=== Task brief ===
Copy out all lines where "color" appears.

(Dataset listings of figures)
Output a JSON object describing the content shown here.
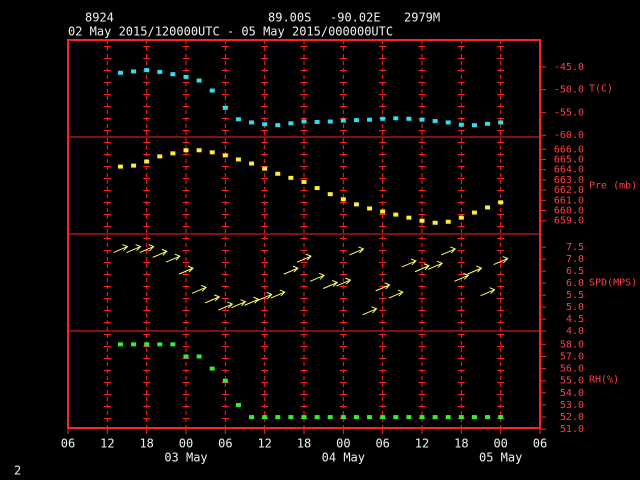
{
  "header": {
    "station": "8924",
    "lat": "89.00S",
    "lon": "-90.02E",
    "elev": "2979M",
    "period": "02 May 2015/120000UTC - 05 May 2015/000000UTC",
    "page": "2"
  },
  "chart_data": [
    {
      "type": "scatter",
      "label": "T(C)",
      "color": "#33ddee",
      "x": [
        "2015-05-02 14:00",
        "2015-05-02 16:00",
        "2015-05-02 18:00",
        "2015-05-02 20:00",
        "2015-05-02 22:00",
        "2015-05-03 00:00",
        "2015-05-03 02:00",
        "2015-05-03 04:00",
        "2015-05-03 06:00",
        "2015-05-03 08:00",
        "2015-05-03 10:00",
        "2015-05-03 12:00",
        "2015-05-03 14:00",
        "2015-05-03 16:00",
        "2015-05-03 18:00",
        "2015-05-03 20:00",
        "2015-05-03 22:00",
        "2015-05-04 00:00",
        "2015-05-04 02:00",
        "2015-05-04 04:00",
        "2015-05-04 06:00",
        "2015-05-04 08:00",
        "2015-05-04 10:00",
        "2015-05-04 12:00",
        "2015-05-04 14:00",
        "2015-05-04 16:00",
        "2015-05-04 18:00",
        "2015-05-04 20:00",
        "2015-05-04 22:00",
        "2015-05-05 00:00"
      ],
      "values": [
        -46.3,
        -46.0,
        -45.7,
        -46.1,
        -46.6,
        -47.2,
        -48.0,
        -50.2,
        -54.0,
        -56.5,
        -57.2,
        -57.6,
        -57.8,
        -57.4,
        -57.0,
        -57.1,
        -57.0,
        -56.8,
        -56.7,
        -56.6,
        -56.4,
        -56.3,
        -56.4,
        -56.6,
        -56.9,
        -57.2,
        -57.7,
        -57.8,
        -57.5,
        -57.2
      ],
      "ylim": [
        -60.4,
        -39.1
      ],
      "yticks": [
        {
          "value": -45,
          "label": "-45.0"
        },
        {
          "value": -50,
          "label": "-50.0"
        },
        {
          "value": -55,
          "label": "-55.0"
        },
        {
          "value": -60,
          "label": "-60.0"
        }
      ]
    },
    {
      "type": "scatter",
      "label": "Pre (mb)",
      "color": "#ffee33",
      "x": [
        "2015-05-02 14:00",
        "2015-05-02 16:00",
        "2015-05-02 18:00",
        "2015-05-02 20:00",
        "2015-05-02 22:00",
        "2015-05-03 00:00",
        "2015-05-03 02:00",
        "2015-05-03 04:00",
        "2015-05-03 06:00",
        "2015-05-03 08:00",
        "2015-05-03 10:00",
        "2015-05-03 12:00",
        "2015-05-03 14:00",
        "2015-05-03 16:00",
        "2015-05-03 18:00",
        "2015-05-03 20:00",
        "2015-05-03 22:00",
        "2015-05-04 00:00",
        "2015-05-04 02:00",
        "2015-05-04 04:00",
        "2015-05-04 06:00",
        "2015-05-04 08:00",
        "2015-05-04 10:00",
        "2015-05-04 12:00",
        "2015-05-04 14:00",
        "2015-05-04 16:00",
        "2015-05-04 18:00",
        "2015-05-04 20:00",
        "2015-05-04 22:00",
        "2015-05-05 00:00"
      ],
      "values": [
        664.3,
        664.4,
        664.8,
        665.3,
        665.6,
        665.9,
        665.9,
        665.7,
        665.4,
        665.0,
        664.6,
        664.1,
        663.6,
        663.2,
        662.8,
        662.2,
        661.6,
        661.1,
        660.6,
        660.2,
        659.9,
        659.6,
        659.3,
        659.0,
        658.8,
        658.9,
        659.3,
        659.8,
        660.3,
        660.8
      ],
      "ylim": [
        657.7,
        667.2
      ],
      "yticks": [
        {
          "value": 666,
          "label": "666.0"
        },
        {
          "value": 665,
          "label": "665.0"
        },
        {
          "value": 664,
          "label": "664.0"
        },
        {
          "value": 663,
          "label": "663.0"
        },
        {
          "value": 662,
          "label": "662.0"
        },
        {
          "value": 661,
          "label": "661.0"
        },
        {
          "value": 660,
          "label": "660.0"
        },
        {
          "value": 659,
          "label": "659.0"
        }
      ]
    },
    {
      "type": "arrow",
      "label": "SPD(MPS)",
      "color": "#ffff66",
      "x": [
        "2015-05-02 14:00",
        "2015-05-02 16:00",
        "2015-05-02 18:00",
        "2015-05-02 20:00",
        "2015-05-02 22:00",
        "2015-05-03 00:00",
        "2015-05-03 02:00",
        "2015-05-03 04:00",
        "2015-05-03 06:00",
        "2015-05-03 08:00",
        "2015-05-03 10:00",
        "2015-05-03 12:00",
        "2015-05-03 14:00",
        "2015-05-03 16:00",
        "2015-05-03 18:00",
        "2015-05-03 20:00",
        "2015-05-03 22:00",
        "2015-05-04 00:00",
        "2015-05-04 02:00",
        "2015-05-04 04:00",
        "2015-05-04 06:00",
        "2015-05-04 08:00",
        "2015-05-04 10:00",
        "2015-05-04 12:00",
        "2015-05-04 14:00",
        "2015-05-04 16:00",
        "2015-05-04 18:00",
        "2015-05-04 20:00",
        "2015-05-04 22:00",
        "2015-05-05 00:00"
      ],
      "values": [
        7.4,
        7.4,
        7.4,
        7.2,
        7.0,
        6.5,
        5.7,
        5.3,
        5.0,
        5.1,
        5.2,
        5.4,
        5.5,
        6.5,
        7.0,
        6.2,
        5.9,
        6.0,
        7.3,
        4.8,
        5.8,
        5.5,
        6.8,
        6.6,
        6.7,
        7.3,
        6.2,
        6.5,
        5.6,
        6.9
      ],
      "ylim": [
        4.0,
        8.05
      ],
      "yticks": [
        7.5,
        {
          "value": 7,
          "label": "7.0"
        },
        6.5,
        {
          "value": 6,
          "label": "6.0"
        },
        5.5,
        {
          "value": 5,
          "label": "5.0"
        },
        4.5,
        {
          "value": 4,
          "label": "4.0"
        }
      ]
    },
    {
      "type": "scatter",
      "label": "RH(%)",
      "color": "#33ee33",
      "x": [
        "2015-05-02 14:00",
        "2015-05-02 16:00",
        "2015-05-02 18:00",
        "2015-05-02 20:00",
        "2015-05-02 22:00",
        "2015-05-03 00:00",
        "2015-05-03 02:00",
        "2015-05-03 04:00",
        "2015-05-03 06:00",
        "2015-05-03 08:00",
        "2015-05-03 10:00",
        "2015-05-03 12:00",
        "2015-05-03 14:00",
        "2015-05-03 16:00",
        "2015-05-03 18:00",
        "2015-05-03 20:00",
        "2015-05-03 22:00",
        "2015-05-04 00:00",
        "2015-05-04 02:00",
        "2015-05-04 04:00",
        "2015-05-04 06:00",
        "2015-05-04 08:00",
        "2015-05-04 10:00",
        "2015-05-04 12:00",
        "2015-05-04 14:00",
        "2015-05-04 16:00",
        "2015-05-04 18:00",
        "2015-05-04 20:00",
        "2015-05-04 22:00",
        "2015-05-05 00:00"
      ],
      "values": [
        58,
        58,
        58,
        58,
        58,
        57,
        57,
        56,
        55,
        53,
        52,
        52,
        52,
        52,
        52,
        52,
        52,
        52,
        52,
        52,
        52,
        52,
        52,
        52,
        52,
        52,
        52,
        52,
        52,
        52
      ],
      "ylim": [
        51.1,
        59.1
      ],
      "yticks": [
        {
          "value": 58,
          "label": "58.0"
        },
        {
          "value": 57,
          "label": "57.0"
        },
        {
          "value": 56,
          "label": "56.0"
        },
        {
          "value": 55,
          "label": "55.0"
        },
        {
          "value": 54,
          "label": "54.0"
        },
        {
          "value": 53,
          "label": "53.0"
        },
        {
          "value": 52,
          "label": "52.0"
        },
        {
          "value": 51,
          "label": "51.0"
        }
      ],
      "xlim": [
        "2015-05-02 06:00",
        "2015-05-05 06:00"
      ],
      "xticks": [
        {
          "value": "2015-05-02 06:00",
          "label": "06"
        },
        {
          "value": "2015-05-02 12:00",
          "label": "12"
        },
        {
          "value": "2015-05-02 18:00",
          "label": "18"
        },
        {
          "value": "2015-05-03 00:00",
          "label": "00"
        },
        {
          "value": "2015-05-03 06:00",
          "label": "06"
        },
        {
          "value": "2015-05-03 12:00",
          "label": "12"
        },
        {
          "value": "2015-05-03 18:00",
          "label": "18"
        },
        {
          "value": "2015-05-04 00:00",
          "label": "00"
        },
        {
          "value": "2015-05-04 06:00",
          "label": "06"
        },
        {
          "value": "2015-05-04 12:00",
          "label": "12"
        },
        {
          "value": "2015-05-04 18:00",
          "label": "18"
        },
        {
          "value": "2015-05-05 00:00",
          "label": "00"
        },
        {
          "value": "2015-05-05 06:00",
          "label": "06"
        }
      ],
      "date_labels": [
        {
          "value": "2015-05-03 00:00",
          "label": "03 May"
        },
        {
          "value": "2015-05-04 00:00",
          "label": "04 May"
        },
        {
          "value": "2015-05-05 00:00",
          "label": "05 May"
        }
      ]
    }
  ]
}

=== Task solution ===
      "color": "#33ddee",
      "color": "#ffee33",
      "color": "#ffff66",
      "color": "#33ee33",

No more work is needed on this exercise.